Records contained in a dataset:
* Begin *
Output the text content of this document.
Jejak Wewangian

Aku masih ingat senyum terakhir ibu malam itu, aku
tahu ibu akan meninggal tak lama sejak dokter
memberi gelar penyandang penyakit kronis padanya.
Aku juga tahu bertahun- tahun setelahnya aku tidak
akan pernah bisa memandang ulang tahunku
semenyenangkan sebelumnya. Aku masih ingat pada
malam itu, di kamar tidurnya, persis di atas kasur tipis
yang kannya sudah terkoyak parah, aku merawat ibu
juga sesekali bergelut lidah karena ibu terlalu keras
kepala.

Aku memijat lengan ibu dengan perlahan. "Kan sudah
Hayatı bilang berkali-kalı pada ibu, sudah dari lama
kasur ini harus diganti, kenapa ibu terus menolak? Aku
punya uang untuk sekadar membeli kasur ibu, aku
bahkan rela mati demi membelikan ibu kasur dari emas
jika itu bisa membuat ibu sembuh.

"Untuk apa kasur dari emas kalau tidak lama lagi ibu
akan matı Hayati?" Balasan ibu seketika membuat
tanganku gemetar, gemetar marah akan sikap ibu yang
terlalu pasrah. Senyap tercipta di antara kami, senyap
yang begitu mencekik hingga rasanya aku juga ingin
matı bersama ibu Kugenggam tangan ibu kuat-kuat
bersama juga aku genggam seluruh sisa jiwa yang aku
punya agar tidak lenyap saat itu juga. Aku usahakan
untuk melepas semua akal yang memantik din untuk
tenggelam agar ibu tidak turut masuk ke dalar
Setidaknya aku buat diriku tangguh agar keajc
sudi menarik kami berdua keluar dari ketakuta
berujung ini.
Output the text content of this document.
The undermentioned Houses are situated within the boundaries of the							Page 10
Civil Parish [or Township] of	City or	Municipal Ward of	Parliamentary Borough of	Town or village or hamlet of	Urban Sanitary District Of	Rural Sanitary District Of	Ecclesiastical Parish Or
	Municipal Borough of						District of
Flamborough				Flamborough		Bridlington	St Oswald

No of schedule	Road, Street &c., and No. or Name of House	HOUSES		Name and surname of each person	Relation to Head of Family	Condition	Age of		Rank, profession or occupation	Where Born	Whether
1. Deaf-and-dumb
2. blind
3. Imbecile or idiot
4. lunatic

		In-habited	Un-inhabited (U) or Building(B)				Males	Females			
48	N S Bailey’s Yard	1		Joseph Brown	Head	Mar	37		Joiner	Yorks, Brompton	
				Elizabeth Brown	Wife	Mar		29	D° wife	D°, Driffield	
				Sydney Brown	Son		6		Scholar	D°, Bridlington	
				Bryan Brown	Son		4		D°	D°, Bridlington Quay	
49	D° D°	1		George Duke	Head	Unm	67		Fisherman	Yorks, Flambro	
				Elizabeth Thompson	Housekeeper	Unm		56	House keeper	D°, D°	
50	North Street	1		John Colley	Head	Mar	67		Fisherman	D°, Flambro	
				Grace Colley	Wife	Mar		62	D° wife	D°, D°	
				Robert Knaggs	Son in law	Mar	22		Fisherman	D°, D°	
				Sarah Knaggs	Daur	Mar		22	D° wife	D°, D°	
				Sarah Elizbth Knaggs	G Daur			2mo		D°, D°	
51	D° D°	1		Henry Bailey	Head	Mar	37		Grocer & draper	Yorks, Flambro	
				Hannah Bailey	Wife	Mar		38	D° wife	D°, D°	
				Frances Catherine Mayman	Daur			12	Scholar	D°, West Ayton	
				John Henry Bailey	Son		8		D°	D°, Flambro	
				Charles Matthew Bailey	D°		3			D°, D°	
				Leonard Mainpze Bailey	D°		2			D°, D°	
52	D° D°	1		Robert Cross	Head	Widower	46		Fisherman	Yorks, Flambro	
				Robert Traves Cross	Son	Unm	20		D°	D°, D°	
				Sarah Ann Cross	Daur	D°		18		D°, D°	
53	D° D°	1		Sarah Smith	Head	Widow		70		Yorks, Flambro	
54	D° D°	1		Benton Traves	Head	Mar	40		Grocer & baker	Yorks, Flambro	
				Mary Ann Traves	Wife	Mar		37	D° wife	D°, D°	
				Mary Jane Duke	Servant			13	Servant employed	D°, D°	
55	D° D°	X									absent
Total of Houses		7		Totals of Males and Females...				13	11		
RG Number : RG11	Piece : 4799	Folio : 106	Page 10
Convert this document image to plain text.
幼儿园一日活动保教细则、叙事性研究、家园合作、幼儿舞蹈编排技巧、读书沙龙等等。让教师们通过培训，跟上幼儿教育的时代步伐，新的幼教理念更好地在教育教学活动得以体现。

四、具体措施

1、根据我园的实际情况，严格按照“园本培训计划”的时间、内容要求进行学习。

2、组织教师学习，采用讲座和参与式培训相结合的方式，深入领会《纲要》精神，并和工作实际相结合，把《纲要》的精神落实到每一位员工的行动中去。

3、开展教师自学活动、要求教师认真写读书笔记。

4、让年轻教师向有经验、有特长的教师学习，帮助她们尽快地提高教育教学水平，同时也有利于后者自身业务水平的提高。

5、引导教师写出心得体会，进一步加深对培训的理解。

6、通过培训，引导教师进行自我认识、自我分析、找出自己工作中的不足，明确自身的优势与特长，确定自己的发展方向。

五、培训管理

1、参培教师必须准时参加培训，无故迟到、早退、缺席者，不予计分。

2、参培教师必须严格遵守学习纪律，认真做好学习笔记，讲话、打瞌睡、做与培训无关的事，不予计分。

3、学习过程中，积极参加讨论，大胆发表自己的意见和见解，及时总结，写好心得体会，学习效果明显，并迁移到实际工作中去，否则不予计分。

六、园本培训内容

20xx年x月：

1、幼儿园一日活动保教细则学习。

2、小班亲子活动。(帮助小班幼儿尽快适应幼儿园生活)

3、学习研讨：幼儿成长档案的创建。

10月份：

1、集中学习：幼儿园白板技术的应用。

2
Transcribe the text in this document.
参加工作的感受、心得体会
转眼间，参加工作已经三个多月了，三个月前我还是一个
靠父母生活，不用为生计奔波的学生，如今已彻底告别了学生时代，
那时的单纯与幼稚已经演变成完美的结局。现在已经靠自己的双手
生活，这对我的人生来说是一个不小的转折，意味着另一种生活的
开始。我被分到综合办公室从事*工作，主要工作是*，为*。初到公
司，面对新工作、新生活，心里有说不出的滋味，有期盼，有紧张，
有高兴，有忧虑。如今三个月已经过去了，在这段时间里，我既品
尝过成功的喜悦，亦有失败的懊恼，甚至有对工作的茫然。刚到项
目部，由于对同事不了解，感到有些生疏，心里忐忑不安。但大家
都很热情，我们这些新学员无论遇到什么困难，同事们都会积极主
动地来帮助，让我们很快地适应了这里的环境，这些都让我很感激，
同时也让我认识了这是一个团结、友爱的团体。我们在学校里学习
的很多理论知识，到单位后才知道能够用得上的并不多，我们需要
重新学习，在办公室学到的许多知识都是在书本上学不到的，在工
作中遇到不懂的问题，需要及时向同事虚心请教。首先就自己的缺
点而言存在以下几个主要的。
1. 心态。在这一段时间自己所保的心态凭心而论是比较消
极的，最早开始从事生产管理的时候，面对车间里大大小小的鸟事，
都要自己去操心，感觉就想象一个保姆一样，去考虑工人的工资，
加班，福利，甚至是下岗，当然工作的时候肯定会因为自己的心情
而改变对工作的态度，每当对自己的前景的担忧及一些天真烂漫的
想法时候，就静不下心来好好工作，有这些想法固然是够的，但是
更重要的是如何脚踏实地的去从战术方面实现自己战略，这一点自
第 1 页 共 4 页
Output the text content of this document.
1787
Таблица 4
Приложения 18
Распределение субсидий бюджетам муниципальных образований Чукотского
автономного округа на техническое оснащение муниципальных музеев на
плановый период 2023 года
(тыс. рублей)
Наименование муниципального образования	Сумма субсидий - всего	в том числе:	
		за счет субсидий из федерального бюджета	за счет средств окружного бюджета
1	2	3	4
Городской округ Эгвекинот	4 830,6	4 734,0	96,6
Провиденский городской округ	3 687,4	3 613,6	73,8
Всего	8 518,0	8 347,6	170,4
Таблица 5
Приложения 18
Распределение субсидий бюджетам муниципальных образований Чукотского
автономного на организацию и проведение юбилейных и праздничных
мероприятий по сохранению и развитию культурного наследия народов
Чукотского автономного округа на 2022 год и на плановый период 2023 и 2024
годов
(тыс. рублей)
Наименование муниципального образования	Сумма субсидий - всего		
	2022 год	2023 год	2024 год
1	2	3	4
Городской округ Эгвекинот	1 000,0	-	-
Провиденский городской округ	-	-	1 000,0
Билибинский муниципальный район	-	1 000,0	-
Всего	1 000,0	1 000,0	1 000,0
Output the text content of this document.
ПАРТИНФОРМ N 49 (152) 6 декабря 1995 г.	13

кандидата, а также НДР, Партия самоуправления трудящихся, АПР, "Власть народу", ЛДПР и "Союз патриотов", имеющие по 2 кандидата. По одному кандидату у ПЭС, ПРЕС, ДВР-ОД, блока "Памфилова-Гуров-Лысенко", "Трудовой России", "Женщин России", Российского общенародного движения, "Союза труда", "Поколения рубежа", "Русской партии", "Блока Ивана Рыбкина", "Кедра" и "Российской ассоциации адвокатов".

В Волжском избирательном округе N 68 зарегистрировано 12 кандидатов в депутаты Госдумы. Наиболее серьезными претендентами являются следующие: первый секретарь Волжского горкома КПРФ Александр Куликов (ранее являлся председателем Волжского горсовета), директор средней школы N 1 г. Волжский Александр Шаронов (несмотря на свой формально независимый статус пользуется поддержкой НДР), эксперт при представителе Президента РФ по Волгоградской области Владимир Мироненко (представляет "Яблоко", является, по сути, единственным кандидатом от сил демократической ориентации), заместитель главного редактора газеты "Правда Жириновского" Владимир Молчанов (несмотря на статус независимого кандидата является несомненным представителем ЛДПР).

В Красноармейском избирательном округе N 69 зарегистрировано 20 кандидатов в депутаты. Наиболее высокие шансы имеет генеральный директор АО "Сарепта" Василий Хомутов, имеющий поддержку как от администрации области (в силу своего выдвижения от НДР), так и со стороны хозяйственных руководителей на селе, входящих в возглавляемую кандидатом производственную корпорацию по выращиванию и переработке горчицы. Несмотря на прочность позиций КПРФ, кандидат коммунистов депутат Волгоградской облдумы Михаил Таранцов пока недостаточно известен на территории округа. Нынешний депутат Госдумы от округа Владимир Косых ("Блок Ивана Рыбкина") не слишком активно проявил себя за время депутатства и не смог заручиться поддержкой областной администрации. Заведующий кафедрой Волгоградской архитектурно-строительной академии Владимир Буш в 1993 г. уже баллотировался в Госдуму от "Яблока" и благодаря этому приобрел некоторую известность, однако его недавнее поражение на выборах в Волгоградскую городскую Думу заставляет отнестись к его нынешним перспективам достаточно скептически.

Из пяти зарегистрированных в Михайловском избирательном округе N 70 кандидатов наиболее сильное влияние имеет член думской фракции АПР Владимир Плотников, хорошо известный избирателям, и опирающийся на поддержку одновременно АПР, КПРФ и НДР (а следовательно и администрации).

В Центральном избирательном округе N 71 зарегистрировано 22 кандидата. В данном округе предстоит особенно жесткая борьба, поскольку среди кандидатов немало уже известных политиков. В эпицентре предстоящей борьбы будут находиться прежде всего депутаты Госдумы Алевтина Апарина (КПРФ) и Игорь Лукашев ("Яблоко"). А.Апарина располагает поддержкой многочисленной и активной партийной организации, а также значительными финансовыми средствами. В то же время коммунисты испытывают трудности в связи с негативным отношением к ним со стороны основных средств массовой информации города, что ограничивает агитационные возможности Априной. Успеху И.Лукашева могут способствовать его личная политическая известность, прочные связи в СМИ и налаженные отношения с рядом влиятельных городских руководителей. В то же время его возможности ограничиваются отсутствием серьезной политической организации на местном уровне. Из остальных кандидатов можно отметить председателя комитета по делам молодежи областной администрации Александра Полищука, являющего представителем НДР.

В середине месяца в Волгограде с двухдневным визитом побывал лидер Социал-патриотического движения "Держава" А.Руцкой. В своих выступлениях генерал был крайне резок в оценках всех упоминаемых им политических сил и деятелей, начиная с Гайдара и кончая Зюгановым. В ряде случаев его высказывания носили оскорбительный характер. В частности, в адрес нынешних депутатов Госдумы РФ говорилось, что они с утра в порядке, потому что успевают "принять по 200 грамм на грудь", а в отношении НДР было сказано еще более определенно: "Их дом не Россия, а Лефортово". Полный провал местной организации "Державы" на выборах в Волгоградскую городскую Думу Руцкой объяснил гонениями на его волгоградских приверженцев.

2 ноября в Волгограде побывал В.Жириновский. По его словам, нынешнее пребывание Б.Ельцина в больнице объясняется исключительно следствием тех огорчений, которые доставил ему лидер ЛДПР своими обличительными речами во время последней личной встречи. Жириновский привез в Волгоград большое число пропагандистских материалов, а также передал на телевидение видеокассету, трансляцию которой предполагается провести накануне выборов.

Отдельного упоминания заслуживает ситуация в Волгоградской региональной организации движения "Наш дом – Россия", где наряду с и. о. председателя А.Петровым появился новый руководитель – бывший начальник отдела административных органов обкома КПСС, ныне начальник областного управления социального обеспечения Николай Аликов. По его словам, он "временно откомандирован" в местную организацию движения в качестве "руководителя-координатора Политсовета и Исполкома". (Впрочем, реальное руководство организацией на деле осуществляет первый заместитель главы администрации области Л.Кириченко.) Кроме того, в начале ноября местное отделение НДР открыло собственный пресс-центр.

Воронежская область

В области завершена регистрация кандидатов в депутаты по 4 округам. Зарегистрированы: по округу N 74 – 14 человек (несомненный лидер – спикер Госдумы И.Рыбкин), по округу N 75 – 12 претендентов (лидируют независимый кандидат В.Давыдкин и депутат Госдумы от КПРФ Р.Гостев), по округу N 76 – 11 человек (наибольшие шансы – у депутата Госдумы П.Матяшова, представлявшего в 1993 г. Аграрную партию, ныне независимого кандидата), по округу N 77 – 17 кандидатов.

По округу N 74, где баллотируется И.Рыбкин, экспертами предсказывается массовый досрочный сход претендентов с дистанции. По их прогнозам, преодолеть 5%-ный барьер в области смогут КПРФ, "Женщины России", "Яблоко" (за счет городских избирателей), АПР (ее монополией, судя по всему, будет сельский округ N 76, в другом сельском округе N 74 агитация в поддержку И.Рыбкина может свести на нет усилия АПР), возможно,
* End *
Reply with the number of lines in the data that include the string "masih" and nothing else.

2